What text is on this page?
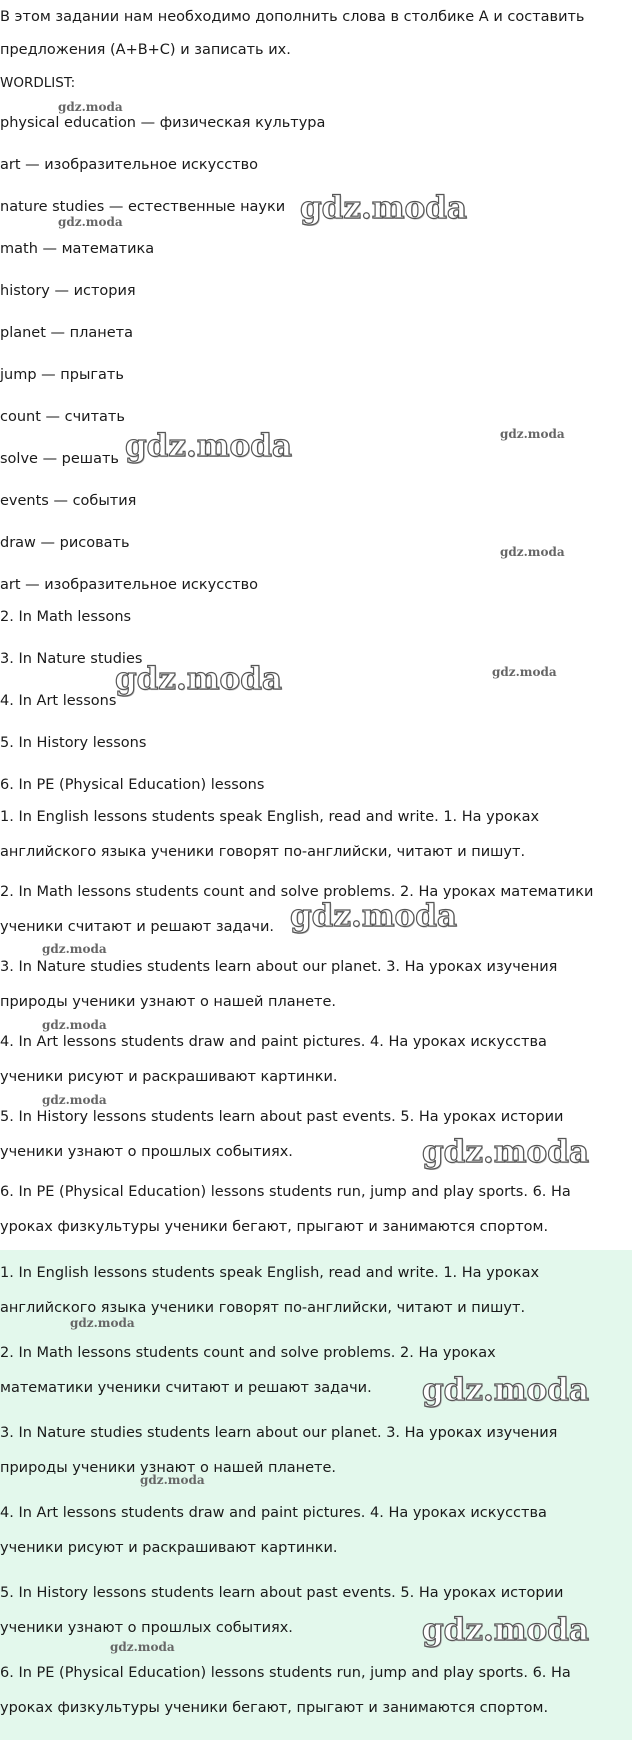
В этом задании нам необходимо дополнить слова в столбике А и составить
предложения (А+B+C) и записать их.
WORDLIST:
physical education — физическая культура
art — изобразительное искусство
nature studies — естественные науки
math — математика
history — история
planet — планета
jump — прыгать
count — считать
solve — решать
events — события
draw — рисовать
art — изобразительное искусство
2. In Math lessons
3. In Nature studies
4. In Art lessons
5. In History lessons
6. In PE (Physical Education) lessons
1. In English lessons students speak English, read and write. 1. На уроках
английского языка ученики говорят по-английски, читают и пишут.
2. In Math lessons students count and solve problems. 2. На уроках математики
ученики считают и решают задачи.
3. In Nature studies students learn about our planet. 3. На уроках изучения
природы ученики узнают о нашей планете.
4. In Art lessons students draw and paint pictures. 4. На уроках искусства
ученики рисуют и раскрашивают картинки.
5. In History lessons students learn about past events. 5. На уроках истории
ученики узнают о прошлых событиях.
6. In PE (Physical Education) lessons students run, jump and play sports. 6. На
уроках физкультуры ученики бегают, прыгают и занимаются спортом.
1. In English lessons students speak English, read and write. 1. На уроках
английского языка ученики говорят по-английски, читают и пишут.
2. In Math lessons students count and solve problems. 2. На уроках
математики ученики считают и решают задачи.
3. In Nature studies students learn about our planet. 3. На уроках изучения
природы ученики узнают о нашей планете.
4. In Art lessons students draw and paint pictures. 4. На уроках искусства
ученики рисуют и раскрашивают картинки.
5. In History lessons students learn about past events. 5. На уроках истории
ученики узнают о прошлых событиях.
6. In PE (Physical Education) lessons students run, jump and play sports. 6. На
уроках физкультуры ученики бегают, прыгают и занимаются спортом.
gdz.moda
gdz.moda
gdz.moda
gdz.moda
gdz.moda
gdz.moda
gdz.moda	gdz.moda
gdz.moda
gdz.moda
gdz.moda
gdz.moda
gdz.moda
gdz.moda
gdz.moda
gdz.moda
gdz.moda
gdz.moda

____________

• TASK DETAILS: Make a verbatim copy of all the entries and strip out the pictures.

• CORRECT OUTPUT:
What text is on this page?
В этом задании нам необходимо дополнить слова в столбике А и составить
предложения (А+B+C) и записать их.
WORDLIST:
physical education — физическая культура
art — изобразительное искусство
nature studies — естественные науки
math — математика
history — история
planet — планета
jump — прыгать
count — считать
solve — решать
events — события
draw — рисовать
art — изобразительное искусство
2. In Math lessons
3. In Nature studies
4. In Art lessons
5. In History lessons
6. In PE (Physical Education) lessons
1. In English lessons students speak English, read and write. 1. На уроках
английского языка ученики говорят по-английски, читают и пишут.
2. In Math lessons students count and solve problems. 2. На уроках математики
ученики считают и решают задачи.
3. In Nature studies students learn about our planet. 3. На уроках изучения
природы ученики узнают о нашей планете.
4. In Art lessons students draw and paint pictures. 4. На уроках искусства
ученики рисуют и раскрашивают картинки.
5. In History lessons students learn about past events. 5. На уроках истории
ученики узнают о прошлых событиях.
6. In PE (Physical Education) lessons students run, jump and play sports. 6. На
уроках физкультуры ученики бегают, прыгают и занимаются спортом.
1. In English lessons students speak English, read and write. 1. На уроках
английского языка ученики говорят по-английски, читают и пишут.
2. In Math lessons students count and solve problems. 2. На уроках
математики ученики считают и решают задачи.
3. In Nature studies students learn about our planet. 3. На уроках изучения
природы ученики узнают о нашей планете.
4. In Art lessons students draw and paint pictures. 4. На уроках искусства
ученики рисуют и раскрашивают картинки.
5. In History lessons students learn about past events. 5. На уроках истории
ученики узнают о прошлых событиях.
6. In PE (Physical Education) lessons students run, jump and play sports. 6. На
уроках физкультуры ученики бегают, прыгают и занимаются спортом.
gdz.moda
gdz.moda
gdz.moda
gdz.moda
gdz.moda
gdz.moda
gdz.moda	gdz.moda
gdz.moda
gdz.moda
gdz.moda
gdz.moda
gdz.moda
gdz.moda
gdz.moda
gdz.moda
gdz.moda
gdz.moda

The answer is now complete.